Start of RECORDS TO PROCESS

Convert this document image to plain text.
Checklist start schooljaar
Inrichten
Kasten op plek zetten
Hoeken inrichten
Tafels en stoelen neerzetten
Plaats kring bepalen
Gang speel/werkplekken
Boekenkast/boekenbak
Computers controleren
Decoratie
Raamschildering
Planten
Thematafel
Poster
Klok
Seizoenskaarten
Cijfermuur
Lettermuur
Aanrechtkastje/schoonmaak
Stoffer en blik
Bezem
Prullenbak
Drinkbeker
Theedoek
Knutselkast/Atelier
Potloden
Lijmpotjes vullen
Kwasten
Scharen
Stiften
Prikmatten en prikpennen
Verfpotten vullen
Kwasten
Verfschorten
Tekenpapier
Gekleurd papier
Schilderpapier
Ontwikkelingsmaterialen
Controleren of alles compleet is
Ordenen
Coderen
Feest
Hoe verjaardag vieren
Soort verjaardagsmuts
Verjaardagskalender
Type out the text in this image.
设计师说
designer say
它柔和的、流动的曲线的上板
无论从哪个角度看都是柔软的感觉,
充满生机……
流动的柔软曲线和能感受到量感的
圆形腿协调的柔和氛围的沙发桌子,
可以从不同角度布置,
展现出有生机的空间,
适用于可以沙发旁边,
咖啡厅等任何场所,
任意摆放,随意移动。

End of RECORDS TO PROCESS

SET PROBLEM:
Exactly and only the lines from the line containing "Type out the text in this image." through the last line of the entries should be copied, both ends included.

THE SOLUTION:
Type out the text in this image.
设计师说
designer say
它柔和的、流动的曲线的上板
无论从哪个角度看都是柔软的感觉,
充满生机……
流动的柔软曲线和能感受到量感的
圆形腿协调的柔和氛围的沙发桌子,
可以从不同角度布置,
展现出有生机的空间,
适用于可以沙发旁边,
咖啡厅等任何场所,
任意摆放,随意移动。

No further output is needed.